Recorded information:
-.-.-
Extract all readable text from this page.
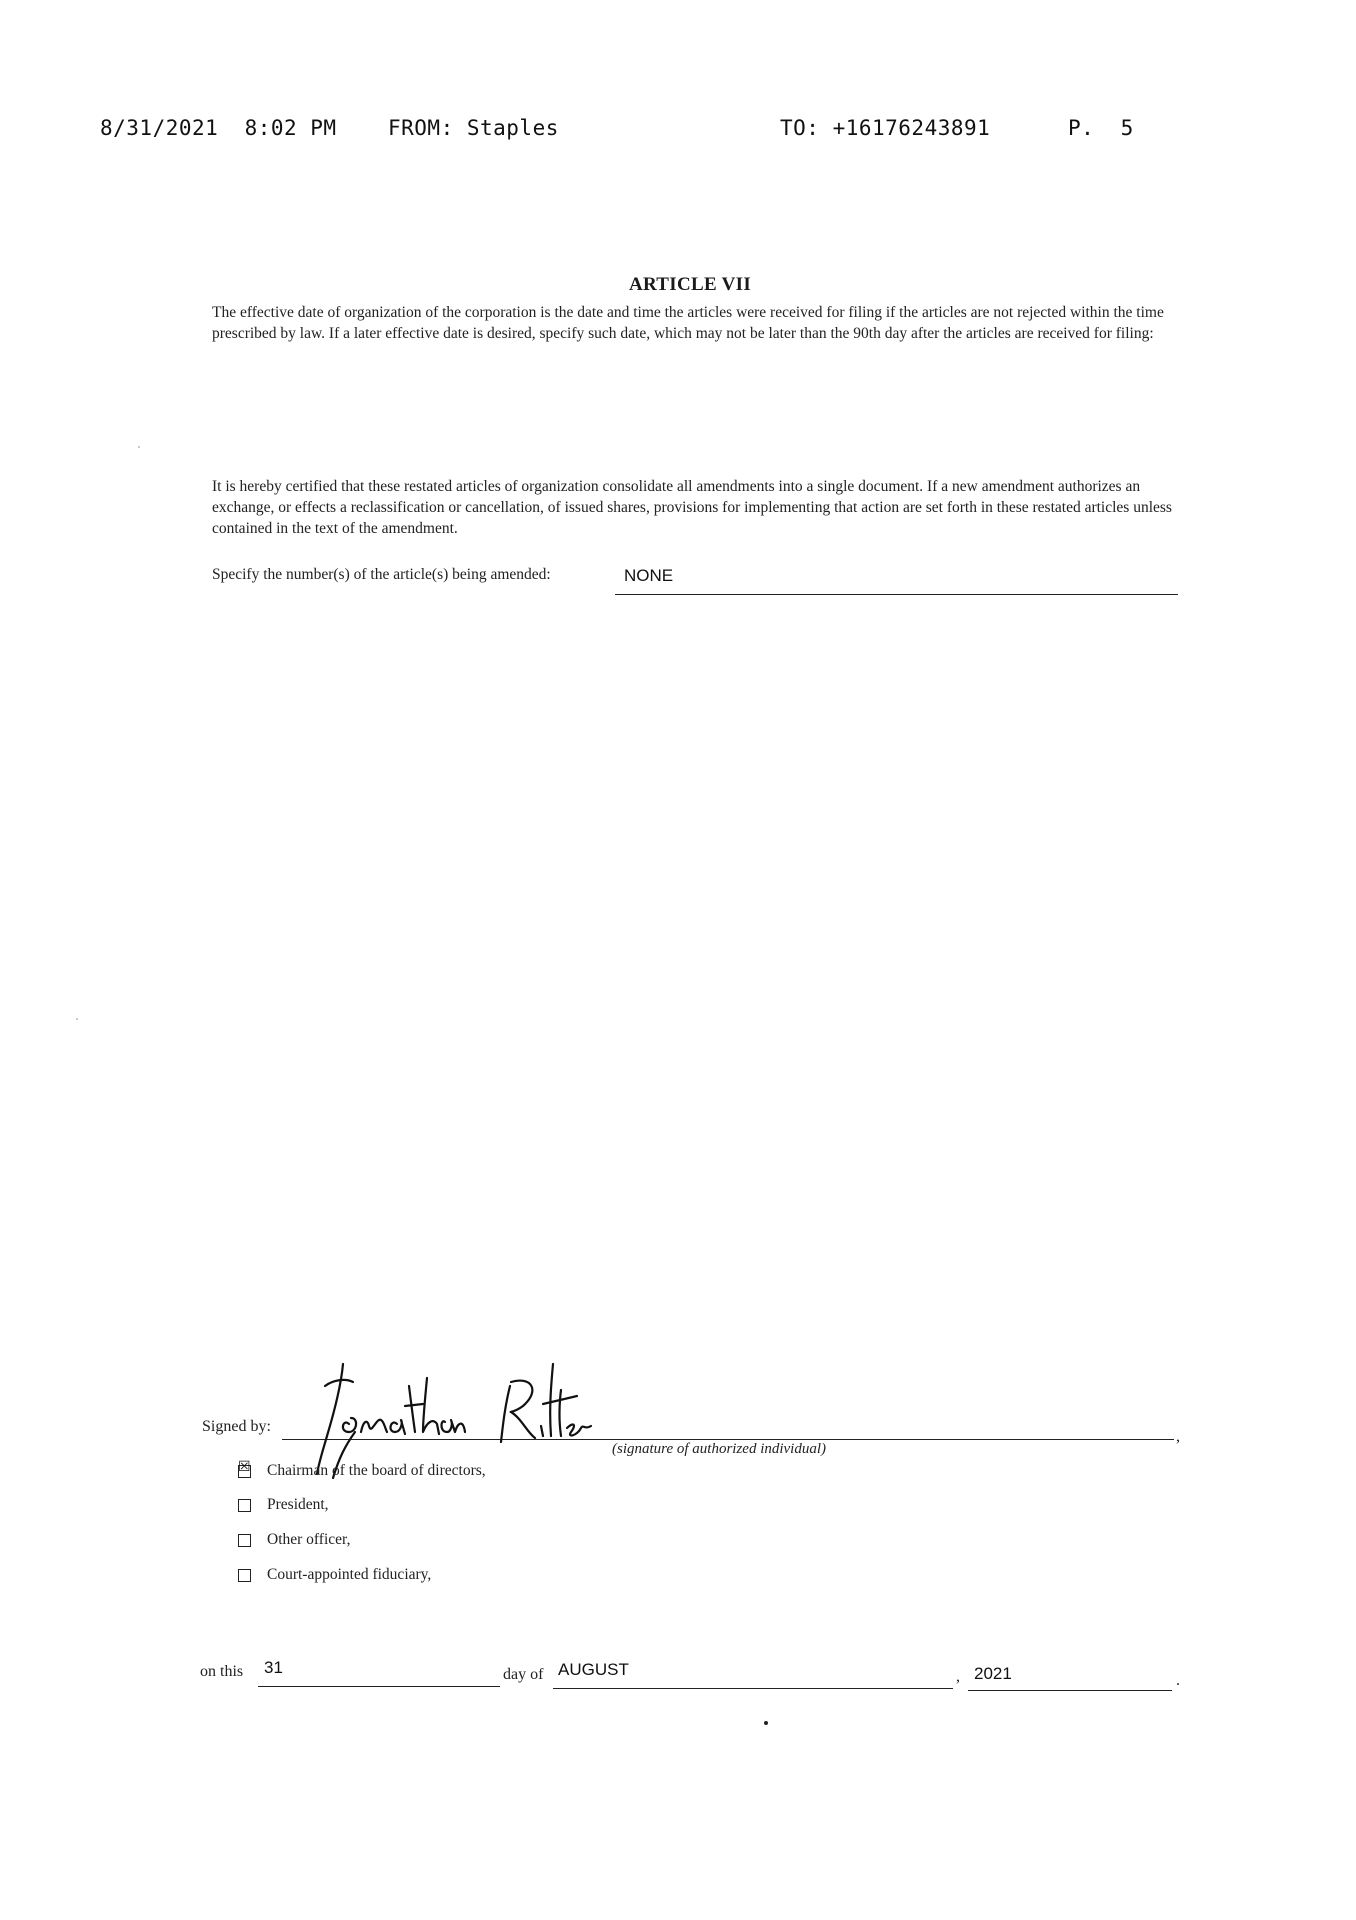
8/31/2021  8:02 PM FROM: Staples	TO: +16176243891	P.  5
ARTICLE VII
The effective date of organization of the corporation is the date and time the articles were received for filing if the articles are not rejected within the time prescribed by law. If a later effective date is desired, specify such date, which may not be later than the 90th day after the articles are received for filing:
It is hereby certified that these restated articles of organization consolidate all amendments into a single document. If a new amendment authorizes an exchange, or effects a reclassification or cancellation, of issued shares, provisions for implementing that action are set forth in these restated articles unless contained in the text of the amendment.
Specify the number(s) of the article(s) being amended:	NONE
Signed by:
,
(signature of authorized individual)
☒ Chairman of the board of directors,
President,
Other officer,
Court-appointed fiduciary,
on this 31	day of AUGUST	, 2021	.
-.-.-
Exercise details: Write out all the entries again, word for word, and print no images.

Answer to the problem:
Extract all readable text from this page.
8/31/2021  8:02 PM FROM: Staples	TO: +16176243891	P.  5
ARTICLE VII
The effective date of organization of the corporation is the date and time the articles were received for filing if the articles are not rejected within the time prescribed by law. If a later effective date is desired, specify such date, which may not be later than the 90th day after the articles are received for filing:
It is hereby certified that these restated articles of organization consolidate all amendments into a single document. If a new amendment authorizes an exchange, or effects a reclassification or cancellation, of issued shares, provisions for implementing that action are set forth in these restated articles unless contained in the text of the amendment.
Specify the number(s) of the article(s) being amended:	NONE
Signed by:
,
(signature of authorized individual)
☒ Chairman of the board of directors,
President,
Other officer,
Court-appointed fiduciary,
on this 31	day of AUGUST	, 2021	.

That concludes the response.